◆ **Your goal**: Return the complete listing that follows, with each line reproduced exactly.

◆ **Material for the task**:
§
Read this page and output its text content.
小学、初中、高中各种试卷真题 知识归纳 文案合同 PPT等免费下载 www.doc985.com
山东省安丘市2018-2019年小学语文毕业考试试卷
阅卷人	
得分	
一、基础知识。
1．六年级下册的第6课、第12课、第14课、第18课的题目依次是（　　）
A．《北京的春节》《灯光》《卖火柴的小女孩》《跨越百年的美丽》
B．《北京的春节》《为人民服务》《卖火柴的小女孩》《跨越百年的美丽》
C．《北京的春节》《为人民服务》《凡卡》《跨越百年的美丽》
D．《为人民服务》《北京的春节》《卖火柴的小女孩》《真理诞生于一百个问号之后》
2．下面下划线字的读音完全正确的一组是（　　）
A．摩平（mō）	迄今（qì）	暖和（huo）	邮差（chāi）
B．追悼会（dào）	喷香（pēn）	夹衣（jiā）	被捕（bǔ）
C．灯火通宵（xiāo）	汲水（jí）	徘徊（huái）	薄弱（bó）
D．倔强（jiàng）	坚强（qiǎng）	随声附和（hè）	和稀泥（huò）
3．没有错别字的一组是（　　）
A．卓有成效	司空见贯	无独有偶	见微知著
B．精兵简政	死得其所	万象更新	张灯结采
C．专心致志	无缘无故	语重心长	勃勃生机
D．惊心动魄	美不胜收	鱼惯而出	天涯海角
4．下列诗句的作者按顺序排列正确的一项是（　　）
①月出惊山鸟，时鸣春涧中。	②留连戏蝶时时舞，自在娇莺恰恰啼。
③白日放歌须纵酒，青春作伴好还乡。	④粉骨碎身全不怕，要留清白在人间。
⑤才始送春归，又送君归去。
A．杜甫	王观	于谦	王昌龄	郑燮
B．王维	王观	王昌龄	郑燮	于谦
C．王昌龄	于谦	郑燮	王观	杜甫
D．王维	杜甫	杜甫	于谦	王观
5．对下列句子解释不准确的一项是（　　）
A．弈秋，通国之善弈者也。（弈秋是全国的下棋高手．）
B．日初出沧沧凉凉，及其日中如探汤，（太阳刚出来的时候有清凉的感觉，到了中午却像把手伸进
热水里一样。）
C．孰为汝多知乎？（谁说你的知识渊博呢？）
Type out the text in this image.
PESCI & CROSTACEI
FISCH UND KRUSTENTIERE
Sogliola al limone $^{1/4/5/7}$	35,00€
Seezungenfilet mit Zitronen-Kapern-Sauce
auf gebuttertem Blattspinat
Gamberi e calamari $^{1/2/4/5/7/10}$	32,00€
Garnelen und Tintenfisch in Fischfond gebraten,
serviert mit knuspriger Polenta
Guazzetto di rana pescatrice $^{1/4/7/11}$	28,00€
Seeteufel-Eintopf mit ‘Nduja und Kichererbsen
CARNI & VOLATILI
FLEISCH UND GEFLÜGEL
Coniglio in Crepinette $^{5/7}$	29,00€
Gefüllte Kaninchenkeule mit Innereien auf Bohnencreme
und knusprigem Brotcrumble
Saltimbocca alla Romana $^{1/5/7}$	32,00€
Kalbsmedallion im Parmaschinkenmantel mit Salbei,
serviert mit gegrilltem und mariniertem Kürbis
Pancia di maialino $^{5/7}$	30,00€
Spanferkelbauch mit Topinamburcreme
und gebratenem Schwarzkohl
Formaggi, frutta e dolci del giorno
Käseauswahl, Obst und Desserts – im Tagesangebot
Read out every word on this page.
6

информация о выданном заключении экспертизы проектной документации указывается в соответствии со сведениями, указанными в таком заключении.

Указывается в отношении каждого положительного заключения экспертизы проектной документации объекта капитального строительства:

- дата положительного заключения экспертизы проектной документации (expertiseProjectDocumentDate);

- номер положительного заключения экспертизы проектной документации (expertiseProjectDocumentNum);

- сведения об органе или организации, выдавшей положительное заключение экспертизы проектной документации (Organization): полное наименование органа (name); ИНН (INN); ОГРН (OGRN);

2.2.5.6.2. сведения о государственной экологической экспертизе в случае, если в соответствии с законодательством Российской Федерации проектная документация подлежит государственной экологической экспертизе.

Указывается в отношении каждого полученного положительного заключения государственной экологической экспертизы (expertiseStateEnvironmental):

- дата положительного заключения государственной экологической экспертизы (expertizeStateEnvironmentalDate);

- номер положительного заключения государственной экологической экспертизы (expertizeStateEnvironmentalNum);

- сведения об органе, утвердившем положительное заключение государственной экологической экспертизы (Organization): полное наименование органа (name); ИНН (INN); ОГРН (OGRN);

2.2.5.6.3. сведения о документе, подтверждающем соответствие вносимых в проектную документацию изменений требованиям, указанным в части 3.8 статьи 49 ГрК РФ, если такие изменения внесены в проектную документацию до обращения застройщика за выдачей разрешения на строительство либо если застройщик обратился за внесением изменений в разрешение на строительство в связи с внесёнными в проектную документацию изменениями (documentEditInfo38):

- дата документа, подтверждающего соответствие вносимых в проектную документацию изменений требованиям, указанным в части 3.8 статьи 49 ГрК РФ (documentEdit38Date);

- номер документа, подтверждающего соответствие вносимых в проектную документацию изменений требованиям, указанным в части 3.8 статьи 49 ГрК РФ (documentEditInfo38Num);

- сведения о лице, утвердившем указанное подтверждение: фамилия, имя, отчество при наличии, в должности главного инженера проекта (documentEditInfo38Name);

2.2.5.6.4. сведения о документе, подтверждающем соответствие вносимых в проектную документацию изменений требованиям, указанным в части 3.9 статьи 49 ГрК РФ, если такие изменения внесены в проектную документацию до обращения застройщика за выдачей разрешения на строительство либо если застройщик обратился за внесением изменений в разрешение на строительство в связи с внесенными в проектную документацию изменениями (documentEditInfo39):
§
◆ **Answer to this task**:
Read this page and output its text content.
小学、初中、高中各种试卷真题 知识归纳 文案合同 PPT等免费下载 www.doc985.com
山东省安丘市2018-2019年小学语文毕业考试试卷
阅卷人	
得分	
一、基础知识。
1．六年级下册的第6课、第12课、第14课、第18课的题目依次是（　　）
A．《北京的春节》《灯光》《卖火柴的小女孩》《跨越百年的美丽》
B．《北京的春节》《为人民服务》《卖火柴的小女孩》《跨越百年的美丽》
C．《北京的春节》《为人民服务》《凡卡》《跨越百年的美丽》
D．《为人民服务》《北京的春节》《卖火柴的小女孩》《真理诞生于一百个问号之后》
2．下面下划线字的读音完全正确的一组是（　　）
A．摩平（mō）	迄今（qì）	暖和（huo）	邮差（chāi）
B．追悼会（dào）	喷香（pēn）	夹衣（jiā）	被捕（bǔ）
C．灯火通宵（xiāo）	汲水（jí）	徘徊（huái）	薄弱（bó）
D．倔强（jiàng）	坚强（qiǎng）	随声附和（hè）	和稀泥（huò）
3．没有错别字的一组是（　　）
A．卓有成效	司空见贯	无独有偶	见微知著
B．精兵简政	死得其所	万象更新	张灯结采
C．专心致志	无缘无故	语重心长	勃勃生机
D．惊心动魄	美不胜收	鱼惯而出	天涯海角
4．下列诗句的作者按顺序排列正确的一项是（　　）
①月出惊山鸟，时鸣春涧中。	②留连戏蝶时时舞，自在娇莺恰恰啼。
③白日放歌须纵酒，青春作伴好还乡。	④粉骨碎身全不怕，要留清白在人间。
⑤才始送春归，又送君归去。
A．杜甫	王观	于谦	王昌龄	郑燮
B．王维	王观	王昌龄	郑燮	于谦
C．王昌龄	于谦	郑燮	王观	杜甫
D．王维	杜甫	杜甫	于谦	王观
5．对下列句子解释不准确的一项是（　　）
A．弈秋，通国之善弈者也。（弈秋是全国的下棋高手．）
B．日初出沧沧凉凉，及其日中如探汤，（太阳刚出来的时候有清凉的感觉，到了中午却像把手伸进
热水里一样。）
C．孰为汝多知乎？（谁说你的知识渊博呢？）
Type out the text in this image.
PESCI & CROSTACEI
FISCH UND KRUSTENTIERE
Sogliola al limone $^{1/4/5/7}$	35,00€
Seezungenfilet mit Zitronen-Kapern-Sauce
auf gebuttertem Blattspinat
Gamberi e calamari $^{1/2/4/5/7/10}$	32,00€
Garnelen und Tintenfisch in Fischfond gebraten,
serviert mit knuspriger Polenta
Guazzetto di rana pescatrice $^{1/4/7/11}$	28,00€
Seeteufel-Eintopf mit ‘Nduja und Kichererbsen
CARNI & VOLATILI
FLEISCH UND GEFLÜGEL
Coniglio in Crepinette $^{5/7}$	29,00€
Gefüllte Kaninchenkeule mit Innereien auf Bohnencreme
und knusprigem Brotcrumble
Saltimbocca alla Romana $^{1/5/7}$	32,00€
Kalbsmedallion im Parmaschinkenmantel mit Salbei,
serviert mit gegrilltem und mariniertem Kürbis
Pancia di maialino $^{5/7}$	30,00€
Spanferkelbauch mit Topinamburcreme
und gebratenem Schwarzkohl
Formaggi, frutta e dolci del giorno
Käseauswahl, Obst und Desserts – im Tagesangebot
Read out every word on this page.
6

информация о выданном заключении экспертизы проектной документации указывается в соответствии со сведениями, указанными в таком заключении.

Указывается в отношении каждого положительного заключения экспертизы проектной документации объекта капитального строительства:

- дата положительного заключения экспертизы проектной документации (expertiseProjectDocumentDate);

- номер положительного заключения экспертизы проектной документации (expertiseProjectDocumentNum);

- сведения об органе или организации, выдавшей положительное заключение экспертизы проектной документации (Organization): полное наименование органа (name); ИНН (INN); ОГРН (OGRN);

2.2.5.6.2. сведения о государственной экологической экспертизе в случае, если в соответствии с законодательством Российской Федерации проектная документация подлежит государственной экологической экспертизе.

Указывается в отношении каждого полученного положительного заключения государственной экологической экспертизы (expertiseStateEnvironmental):

- дата положительного заключения государственной экологической экспертизы (expertizeStateEnvironmentalDate);

- номер положительного заключения государственной экологической экспертизы (expertizeStateEnvironmentalNum);

- сведения об органе, утвердившем положительное заключение государственной экологической экспертизы (Organization): полное наименование органа (name); ИНН (INN); ОГРН (OGRN);

2.2.5.6.3. сведения о документе, подтверждающем соответствие вносимых в проектную документацию изменений требованиям, указанным в части 3.8 статьи 49 ГрК РФ, если такие изменения внесены в проектную документацию до обращения застройщика за выдачей разрешения на строительство либо если застройщик обратился за внесением изменений в разрешение на строительство в связи с внесёнными в проектную документацию изменениями (documentEditInfo38):

- дата документа, подтверждающего соответствие вносимых в проектную документацию изменений требованиям, указанным в части 3.8 статьи 49 ГрК РФ (documentEdit38Date);

- номер документа, подтверждающего соответствие вносимых в проектную документацию изменений требованиям, указанным в части 3.8 статьи 49 ГрК РФ (documentEditInfo38Num);

- сведения о лице, утвердившем указанное подтверждение: фамилия, имя, отчество при наличии, в должности главного инженера проекта (documentEditInfo38Name);

2.2.5.6.4. сведения о документе, подтверждающем соответствие вносимых в проектную документацию изменений требованиям, указанным в части 3.9 статьи 49 ГрК РФ, если такие изменения внесены в проектную документацию до обращения застройщика за выдачей разрешения на строительство либо если застройщик обратился за внесением изменений в разрешение на строительство в связи с внесенными в проектную документацию изменениями (documentEditInfo39):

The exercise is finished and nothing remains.